§ **Passage**:
****
I was explaining that what Reformed calls "the doctrines of Grace" (5 points of Calvinism) greatly effect the way we understand salvation. That boils down to a God-centered versus a man-centered view. For example, Reformed would say that regeneration and faith in Christ are 100% gifts of God that must first occur, by God's action before a person can be saved. While that (e.g. the "5 points") are not being directly debated here, they effect the way evangelism and missions are done.
For example, Reformed does not tend to do "crusade ralies" or emphasize "making decisions" for Christ but rather focus on discipleship within the local church as a way of bringing out the Gospel. When missionaries go out, Reformed would tend to send them a church planters under church authority and the gospel would work out through discipleship, that is building a local church.
In addition, all-of-life discipleship (emphasized in Reformed, but not in Broad Evangelicalism) tends to make each individual a "missionary" in their sphere of influence. Not as a "preacher" or what we would understand as a "teacher" (elder) but as an individual's "all of life" discipleship.
****
§ **Record set**:
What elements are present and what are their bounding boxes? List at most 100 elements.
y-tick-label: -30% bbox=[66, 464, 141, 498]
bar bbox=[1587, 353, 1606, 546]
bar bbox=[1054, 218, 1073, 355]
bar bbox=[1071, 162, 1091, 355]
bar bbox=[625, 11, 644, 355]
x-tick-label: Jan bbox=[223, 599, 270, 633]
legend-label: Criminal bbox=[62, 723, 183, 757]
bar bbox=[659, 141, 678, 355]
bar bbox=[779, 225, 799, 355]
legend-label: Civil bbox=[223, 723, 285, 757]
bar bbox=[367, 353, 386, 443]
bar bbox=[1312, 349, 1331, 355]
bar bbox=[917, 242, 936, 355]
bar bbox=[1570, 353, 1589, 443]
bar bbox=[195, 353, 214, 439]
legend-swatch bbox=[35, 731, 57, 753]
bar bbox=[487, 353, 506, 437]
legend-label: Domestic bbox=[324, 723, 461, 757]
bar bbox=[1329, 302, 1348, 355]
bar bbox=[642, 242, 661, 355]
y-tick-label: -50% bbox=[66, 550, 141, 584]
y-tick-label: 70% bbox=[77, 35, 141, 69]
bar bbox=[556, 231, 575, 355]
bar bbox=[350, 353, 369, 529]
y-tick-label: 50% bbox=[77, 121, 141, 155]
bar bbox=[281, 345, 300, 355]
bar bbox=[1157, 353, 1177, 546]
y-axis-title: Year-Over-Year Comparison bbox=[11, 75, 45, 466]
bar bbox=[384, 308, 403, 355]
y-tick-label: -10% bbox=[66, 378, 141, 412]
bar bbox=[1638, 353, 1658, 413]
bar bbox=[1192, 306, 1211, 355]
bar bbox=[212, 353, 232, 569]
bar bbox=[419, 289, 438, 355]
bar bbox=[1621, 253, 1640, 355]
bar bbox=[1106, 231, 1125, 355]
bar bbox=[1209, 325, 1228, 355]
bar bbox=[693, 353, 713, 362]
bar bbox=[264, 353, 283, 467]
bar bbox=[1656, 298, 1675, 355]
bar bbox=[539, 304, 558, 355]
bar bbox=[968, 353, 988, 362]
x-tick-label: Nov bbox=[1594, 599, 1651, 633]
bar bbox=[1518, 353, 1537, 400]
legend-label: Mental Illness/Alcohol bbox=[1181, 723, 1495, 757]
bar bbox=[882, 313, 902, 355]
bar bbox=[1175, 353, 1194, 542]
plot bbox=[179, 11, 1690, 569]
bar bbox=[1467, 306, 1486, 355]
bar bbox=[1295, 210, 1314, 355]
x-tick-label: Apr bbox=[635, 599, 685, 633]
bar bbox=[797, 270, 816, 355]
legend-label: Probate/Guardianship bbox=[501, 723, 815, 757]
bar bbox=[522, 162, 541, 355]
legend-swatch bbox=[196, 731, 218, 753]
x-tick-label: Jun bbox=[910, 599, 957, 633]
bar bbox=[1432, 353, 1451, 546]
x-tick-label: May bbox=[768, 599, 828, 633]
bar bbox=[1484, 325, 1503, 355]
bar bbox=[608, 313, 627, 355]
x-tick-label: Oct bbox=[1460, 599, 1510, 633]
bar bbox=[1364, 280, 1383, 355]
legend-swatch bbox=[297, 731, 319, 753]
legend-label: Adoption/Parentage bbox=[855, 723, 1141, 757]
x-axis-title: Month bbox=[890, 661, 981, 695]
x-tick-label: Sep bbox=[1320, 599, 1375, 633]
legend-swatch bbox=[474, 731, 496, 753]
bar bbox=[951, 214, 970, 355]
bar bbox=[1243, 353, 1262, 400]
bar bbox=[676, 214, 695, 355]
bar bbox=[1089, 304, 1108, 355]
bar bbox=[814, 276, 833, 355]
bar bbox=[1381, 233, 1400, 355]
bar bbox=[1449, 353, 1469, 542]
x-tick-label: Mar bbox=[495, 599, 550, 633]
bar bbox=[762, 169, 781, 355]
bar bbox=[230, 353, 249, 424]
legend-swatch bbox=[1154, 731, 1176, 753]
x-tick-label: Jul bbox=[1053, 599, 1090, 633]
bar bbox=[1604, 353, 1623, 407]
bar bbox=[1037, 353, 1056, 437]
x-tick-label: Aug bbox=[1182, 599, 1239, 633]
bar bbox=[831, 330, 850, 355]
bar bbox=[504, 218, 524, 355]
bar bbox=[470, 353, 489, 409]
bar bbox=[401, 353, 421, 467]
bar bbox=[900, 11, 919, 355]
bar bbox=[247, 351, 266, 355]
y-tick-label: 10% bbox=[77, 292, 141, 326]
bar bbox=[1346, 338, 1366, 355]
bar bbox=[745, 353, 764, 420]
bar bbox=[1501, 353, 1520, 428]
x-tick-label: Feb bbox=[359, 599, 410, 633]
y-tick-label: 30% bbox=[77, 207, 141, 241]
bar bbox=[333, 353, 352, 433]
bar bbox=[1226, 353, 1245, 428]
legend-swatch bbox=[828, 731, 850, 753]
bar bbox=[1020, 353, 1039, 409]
****
§ **Parts of the exercise**:
- A) Copy the passage on Reformed evangelism between "For example, Reformed does" and "a local church.", inclusive.
- B) Carry on the passage on Reformed evangelism, starting right after its final sentence.

§ **Solved tasks**:
- A)
For example, Reformed does not tend to do "crusade ralies" or emphasize "making decisions" for Christ but rather focus on discipleship within the local church as a way of bringing out the Gospel. When missionaries go out, Reformed would tend to send them a church planters under church authority and the gospel would work out through discipleship, that is building a local church.

- B)
The Westminster Confession doctrinally, goes into great detail about the Gospel (i.e. justification by faith alone) but in the context of building the local church rather than a charge to layman to go out, on their own, to evangelize.
There's more than we can cover here in one thread, but due to the understanding of "covenant families" Reformed also emphasizes discipling within the family. That is a whole other aspect, but a very real aspect of evangelism that is emphasized, particulary to heads of families in Reformed Theology. (It's more than a hope, because of special grace and promises we see to the children of Believers).
Many outside of Reformed Theology don't think Reformed does missions or evangelizes much which stems from a misunderstanding of several things, including the doctrines of salvation (soteriology). But, if you look historically, what Calvin did in Switzerland, the founding of this country, evangelism in South Korea, the number of domestic and international missionaries in the PCA per capita- the impression is not only incorrect, but very very incorrect. I don't say this defensively, only with assurance and confidence that the Reformed Confessions integrate evangelism in every aspect of the life of the Church and the Believer (more so, than do "broad evangelicals.")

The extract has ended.